Data extracted from a collection:
┄┄┄┄┄┄┄┄┄┄┄┄┄┄┄┄┄┄┄┄

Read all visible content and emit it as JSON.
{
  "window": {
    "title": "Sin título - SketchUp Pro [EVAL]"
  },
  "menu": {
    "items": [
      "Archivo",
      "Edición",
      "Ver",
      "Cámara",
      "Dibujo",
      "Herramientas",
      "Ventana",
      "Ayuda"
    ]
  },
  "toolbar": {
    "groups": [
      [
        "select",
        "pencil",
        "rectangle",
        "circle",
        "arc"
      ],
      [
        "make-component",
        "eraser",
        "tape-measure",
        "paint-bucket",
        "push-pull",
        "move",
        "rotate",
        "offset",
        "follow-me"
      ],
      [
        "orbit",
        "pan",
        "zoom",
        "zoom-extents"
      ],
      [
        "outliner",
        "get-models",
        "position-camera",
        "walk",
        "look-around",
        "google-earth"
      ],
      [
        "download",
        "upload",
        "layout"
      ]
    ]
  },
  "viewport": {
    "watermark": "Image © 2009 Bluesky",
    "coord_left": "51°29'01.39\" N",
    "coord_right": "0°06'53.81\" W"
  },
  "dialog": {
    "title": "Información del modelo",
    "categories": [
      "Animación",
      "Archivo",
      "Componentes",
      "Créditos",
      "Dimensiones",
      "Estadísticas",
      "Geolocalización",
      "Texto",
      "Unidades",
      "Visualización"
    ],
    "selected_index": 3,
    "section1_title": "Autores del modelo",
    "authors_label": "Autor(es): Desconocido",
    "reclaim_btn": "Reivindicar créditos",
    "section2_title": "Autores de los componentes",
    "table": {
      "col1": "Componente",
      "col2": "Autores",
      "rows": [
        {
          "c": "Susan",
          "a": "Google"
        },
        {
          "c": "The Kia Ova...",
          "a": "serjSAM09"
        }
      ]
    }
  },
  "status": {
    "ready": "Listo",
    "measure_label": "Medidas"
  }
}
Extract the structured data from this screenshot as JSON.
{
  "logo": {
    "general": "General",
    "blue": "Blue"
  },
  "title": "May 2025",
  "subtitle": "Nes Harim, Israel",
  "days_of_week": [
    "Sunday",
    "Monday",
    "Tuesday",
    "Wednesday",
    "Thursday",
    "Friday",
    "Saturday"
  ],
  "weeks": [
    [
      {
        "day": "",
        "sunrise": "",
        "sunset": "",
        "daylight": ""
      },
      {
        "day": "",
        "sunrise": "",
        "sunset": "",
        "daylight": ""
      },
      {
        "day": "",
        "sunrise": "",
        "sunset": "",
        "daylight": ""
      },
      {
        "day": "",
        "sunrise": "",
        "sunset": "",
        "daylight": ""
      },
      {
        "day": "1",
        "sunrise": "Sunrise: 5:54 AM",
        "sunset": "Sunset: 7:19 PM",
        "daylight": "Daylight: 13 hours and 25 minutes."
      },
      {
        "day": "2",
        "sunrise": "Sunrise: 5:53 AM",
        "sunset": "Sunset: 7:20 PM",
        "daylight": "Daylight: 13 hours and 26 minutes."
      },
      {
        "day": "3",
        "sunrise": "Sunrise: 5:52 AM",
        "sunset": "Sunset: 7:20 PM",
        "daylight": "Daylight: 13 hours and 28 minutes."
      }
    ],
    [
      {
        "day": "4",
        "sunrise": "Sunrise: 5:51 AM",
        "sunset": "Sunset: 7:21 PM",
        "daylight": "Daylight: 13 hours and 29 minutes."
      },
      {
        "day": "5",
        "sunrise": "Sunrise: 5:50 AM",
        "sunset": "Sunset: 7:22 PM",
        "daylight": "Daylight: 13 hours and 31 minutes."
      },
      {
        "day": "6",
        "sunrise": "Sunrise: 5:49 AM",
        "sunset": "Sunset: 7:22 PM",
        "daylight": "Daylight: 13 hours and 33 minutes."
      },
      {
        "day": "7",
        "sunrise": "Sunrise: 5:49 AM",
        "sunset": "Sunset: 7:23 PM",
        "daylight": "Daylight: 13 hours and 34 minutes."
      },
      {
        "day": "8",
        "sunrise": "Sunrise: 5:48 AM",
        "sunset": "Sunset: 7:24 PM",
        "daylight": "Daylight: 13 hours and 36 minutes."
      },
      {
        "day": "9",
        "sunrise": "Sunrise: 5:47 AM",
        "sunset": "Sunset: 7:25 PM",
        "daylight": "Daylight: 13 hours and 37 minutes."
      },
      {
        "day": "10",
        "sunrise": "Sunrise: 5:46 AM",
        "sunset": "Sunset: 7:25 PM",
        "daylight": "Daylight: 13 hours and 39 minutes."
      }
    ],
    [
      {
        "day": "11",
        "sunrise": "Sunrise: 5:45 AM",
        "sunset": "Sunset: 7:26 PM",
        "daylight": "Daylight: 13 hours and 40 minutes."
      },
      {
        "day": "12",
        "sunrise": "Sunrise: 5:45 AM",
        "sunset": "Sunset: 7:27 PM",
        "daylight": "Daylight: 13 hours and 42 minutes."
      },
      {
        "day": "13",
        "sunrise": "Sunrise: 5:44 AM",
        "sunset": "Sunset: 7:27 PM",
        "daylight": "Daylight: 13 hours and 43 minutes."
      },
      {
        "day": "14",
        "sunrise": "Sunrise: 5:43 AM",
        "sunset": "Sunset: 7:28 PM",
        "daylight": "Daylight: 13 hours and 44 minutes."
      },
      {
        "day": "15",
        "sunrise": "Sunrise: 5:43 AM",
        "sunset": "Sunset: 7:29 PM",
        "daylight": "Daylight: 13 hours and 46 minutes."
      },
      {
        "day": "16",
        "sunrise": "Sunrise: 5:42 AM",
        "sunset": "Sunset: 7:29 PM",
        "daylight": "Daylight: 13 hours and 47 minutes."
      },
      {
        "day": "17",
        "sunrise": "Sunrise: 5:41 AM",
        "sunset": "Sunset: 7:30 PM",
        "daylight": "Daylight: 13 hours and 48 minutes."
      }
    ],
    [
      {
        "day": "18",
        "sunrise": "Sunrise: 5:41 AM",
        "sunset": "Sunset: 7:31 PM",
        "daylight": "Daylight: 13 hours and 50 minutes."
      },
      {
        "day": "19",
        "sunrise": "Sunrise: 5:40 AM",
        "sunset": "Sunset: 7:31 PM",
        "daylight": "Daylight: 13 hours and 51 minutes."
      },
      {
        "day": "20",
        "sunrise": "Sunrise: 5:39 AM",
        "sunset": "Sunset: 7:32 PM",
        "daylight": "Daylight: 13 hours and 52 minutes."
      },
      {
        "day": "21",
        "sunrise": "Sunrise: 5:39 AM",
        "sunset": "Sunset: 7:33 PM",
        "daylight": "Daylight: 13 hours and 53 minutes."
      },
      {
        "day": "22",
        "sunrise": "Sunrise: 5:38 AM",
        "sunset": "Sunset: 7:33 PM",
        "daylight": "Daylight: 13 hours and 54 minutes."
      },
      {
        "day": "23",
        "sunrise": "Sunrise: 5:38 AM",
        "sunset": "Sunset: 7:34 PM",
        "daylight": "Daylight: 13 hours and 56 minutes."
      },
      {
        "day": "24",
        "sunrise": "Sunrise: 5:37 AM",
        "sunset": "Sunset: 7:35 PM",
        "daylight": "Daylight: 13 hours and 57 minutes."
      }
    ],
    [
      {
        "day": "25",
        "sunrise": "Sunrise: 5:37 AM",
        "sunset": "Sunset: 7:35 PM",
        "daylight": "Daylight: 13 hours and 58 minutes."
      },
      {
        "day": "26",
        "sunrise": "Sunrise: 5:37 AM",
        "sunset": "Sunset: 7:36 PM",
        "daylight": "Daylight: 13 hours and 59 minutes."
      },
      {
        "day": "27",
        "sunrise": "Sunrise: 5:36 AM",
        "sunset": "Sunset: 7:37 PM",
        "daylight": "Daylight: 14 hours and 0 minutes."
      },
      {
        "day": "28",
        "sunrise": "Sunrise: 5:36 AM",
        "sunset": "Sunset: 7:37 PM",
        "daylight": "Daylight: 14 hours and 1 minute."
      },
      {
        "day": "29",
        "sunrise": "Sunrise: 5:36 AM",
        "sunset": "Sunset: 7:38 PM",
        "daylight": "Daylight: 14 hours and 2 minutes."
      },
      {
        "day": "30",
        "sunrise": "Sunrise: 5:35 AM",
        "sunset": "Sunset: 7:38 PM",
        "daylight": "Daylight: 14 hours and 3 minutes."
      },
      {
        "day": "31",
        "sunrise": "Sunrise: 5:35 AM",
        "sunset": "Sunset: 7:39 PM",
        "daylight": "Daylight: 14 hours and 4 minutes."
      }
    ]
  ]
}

┄┄┄┄┄┄┄┄┄┄┄┄┄┄┄┄┄┄┄┄

Write down only the number of lines that contain the string "JSON" in the listing.

> Solution: 2